WHAT IS REQUIRED.
Set down each entry exactly as given; pictures should not appear in the copy.

RECORDED DATA.
↓↓↓

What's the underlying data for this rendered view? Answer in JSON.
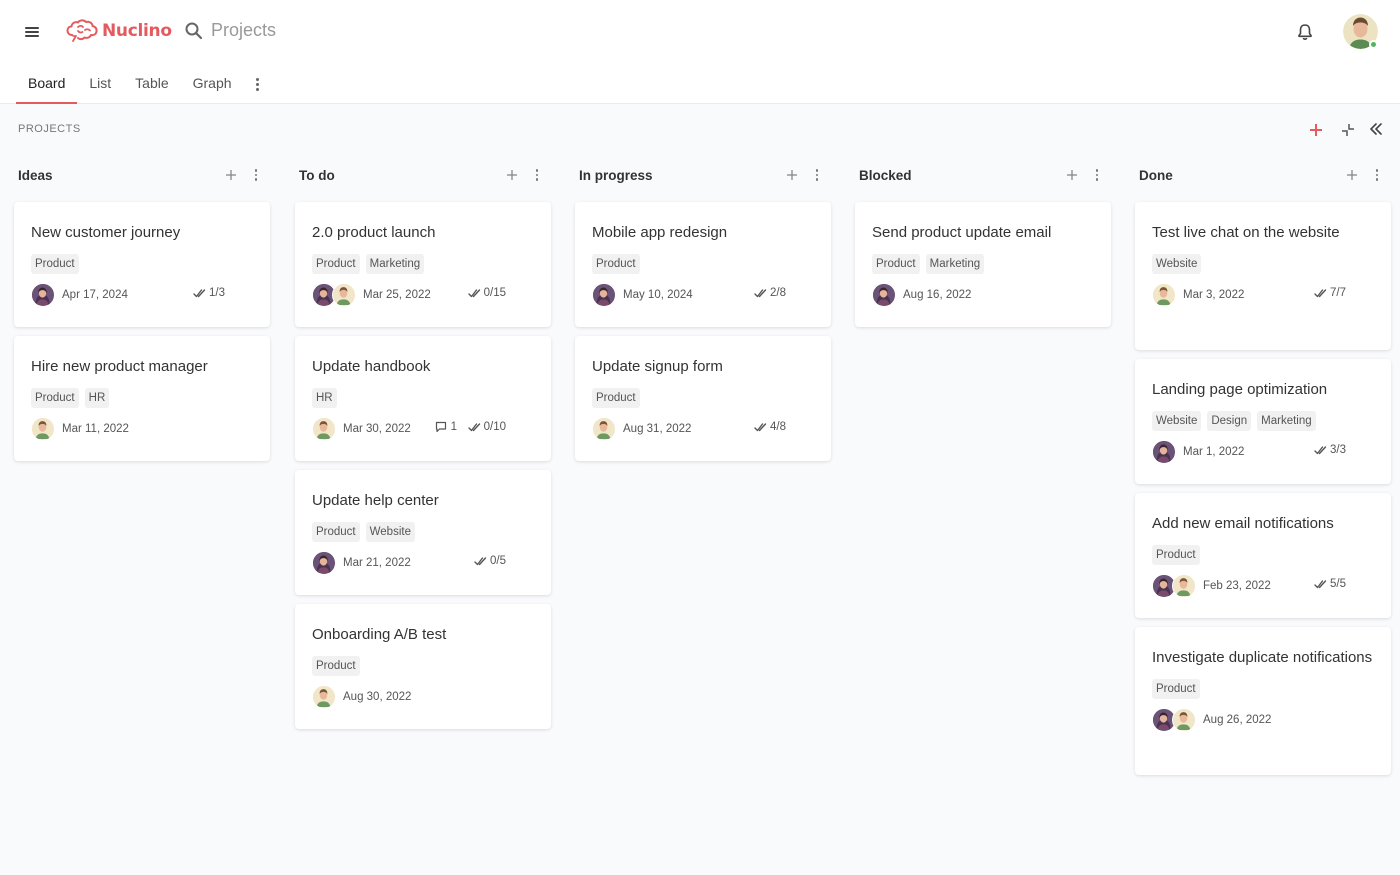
{
  "app": {
    "name": "Nuclino",
    "brand_color": "#e45a5f"
  },
  "search": {
    "label": "Projects"
  },
  "tabs": [
    "Board",
    "List",
    "Table",
    "Graph"
  ],
  "active_tab": "Board",
  "board": {
    "title": "PROJECTS"
  },
  "columns": [
    {
      "name": "Ideas",
      "cards": [
        {
          "title": "New customer journey",
          "tags": [
            "Product"
          ],
          "avatars": [
            "a"
          ],
          "date": "Apr 17, 2024",
          "checklist": "1/3"
        },
        {
          "title": "Hire new product manager",
          "tags": [
            "Product",
            "HR"
          ],
          "avatars": [
            "b"
          ],
          "date": "Mar 11, 2022"
        }
      ]
    },
    {
      "name": "To do",
      "cards": [
        {
          "title": "2.0 product launch",
          "tags": [
            "Product",
            "Marketing"
          ],
          "avatars": [
            "a",
            "b"
          ],
          "date": "Mar 25, 2022",
          "checklist": "0/15"
        },
        {
          "title": "Update handbook",
          "tags": [
            "HR"
          ],
          "avatars": [
            "b"
          ],
          "date": "Mar 30, 2022",
          "comments": "1",
          "checklist": "0/10"
        },
        {
          "title": "Update help center",
          "tags": [
            "Product",
            "Website"
          ],
          "avatars": [
            "a"
          ],
          "date": "Mar 21, 2022",
          "checklist": "0/5"
        },
        {
          "title": "Onboarding A/B test",
          "tags": [
            "Product"
          ],
          "avatars": [
            "b"
          ],
          "date": "Aug 30, 2022"
        }
      ]
    },
    {
      "name": "In progress",
      "cards": [
        {
          "title": "Mobile app redesign",
          "tags": [
            "Product"
          ],
          "avatars": [
            "a"
          ],
          "date": "May 10, 2024",
          "checklist": "2/8"
        },
        {
          "title": "Update signup form",
          "tags": [
            "Product"
          ],
          "avatars": [
            "b"
          ],
          "date": "Aug 31, 2022",
          "checklist": "4/8"
        }
      ]
    },
    {
      "name": "Blocked",
      "cards": [
        {
          "title": "Send product update email",
          "tags": [
            "Product",
            "Marketing"
          ],
          "avatars": [
            "a"
          ],
          "date": "Aug 16, 2022"
        }
      ]
    },
    {
      "name": "Done",
      "cards": [
        {
          "title": "Test live chat on the website",
          "tags": [
            "Website"
          ],
          "avatars": [
            "b"
          ],
          "date": "Mar 3, 2022",
          "checklist": "7/7"
        },
        {
          "title": "Landing page optimization",
          "tags": [
            "Website",
            "Design",
            "Marketing"
          ],
          "avatars": [
            "a"
          ],
          "date": "Mar 1, 2022",
          "checklist": "3/3"
        },
        {
          "title": "Add new email notifications",
          "tags": [
            "Product"
          ],
          "avatars": [
            "a",
            "b"
          ],
          "date": "Feb 23, 2022",
          "checklist": "5/5"
        },
        {
          "title": "Investigate duplicate notifications",
          "tags": [
            "Product"
          ],
          "avatars": [
            "a",
            "b"
          ],
          "date": "Aug 26, 2022"
        }
      ]
    }
  ],
  "icons": [
    "menu-icon",
    "brain-logo-icon",
    "search-icon",
    "bell-icon",
    "plus-icon",
    "more-vertical-icon",
    "collapse-icon",
    "chevrons-left-icon",
    "checkmark-icon",
    "comment-icon"
  ]
}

↑↑↑

COMPLETED EXERCISE.
What's the underlying data for this rendered view? Answer in JSON.
{
  "app": {
    "name": "Nuclino",
    "brand_color": "#e45a5f"
  },
  "search": {
    "label": "Projects"
  },
  "tabs": [
    "Board",
    "List",
    "Table",
    "Graph"
  ],
  "active_tab": "Board",
  "board": {
    "title": "PROJECTS"
  },
  "columns": [
    {
      "name": "Ideas",
      "cards": [
        {
          "title": "New customer journey",
          "tags": [
            "Product"
          ],
          "avatars": [
            "a"
          ],
          "date": "Apr 17, 2024",
          "checklist": "1/3"
        },
        {
          "title": "Hire new product manager",
          "tags": [
            "Product",
            "HR"
          ],
          "avatars": [
            "b"
          ],
          "date": "Mar 11, 2022"
        }
      ]
    },
    {
      "name": "To do",
      "cards": [
        {
          "title": "2.0 product launch",
          "tags": [
            "Product",
            "Marketing"
          ],
          "avatars": [
            "a",
            "b"
          ],
          "date": "Mar 25, 2022",
          "checklist": "0/15"
        },
        {
          "title": "Update handbook",
          "tags": [
            "HR"
          ],
          "avatars": [
            "b"
          ],
          "date": "Mar 30, 2022",
          "comments": "1",
          "checklist": "0/10"
        },
        {
          "title": "Update help center",
          "tags": [
            "Product",
            "Website"
          ],
          "avatars": [
            "a"
          ],
          "date": "Mar 21, 2022",
          "checklist": "0/5"
        },
        {
          "title": "Onboarding A/B test",
          "tags": [
            "Product"
          ],
          "avatars": [
            "b"
          ],
          "date": "Aug 30, 2022"
        }
      ]
    },
    {
      "name": "In progress",
      "cards": [
        {
          "title": "Mobile app redesign",
          "tags": [
            "Product"
          ],
          "avatars": [
            "a"
          ],
          "date": "May 10, 2024",
          "checklist": "2/8"
        },
        {
          "title": "Update signup form",
          "tags": [
            "Product"
          ],
          "avatars": [
            "b"
          ],
          "date": "Aug 31, 2022",
          "checklist": "4/8"
        }
      ]
    },
    {
      "name": "Blocked",
      "cards": [
        {
          "title": "Send product update email",
          "tags": [
            "Product",
            "Marketing"
          ],
          "avatars": [
            "a"
          ],
          "date": "Aug 16, 2022"
        }
      ]
    },
    {
      "name": "Done",
      "cards": [
        {
          "title": "Test live chat on the website",
          "tags": [
            "Website"
          ],
          "avatars": [
            "b"
          ],
          "date": "Mar 3, 2022",
          "checklist": "7/7"
        },
        {
          "title": "Landing page optimization",
          "tags": [
            "Website",
            "Design",
            "Marketing"
          ],
          "avatars": [
            "a"
          ],
          "date": "Mar 1, 2022",
          "checklist": "3/3"
        },
        {
          "title": "Add new email notifications",
          "tags": [
            "Product"
          ],
          "avatars": [
            "a",
            "b"
          ],
          "date": "Feb 23, 2022",
          "checklist": "5/5"
        },
        {
          "title": "Investigate duplicate notifications",
          "tags": [
            "Product"
          ],
          "avatars": [
            "a",
            "b"
          ],
          "date": "Aug 26, 2022"
        }
      ]
    }
  ],
  "icons": [
    "menu-icon",
    "brain-logo-icon",
    "search-icon",
    "bell-icon",
    "plus-icon",
    "more-vertical-icon",
    "collapse-icon",
    "chevrons-left-icon",
    "checkmark-icon",
    "comment-icon"
  ]
}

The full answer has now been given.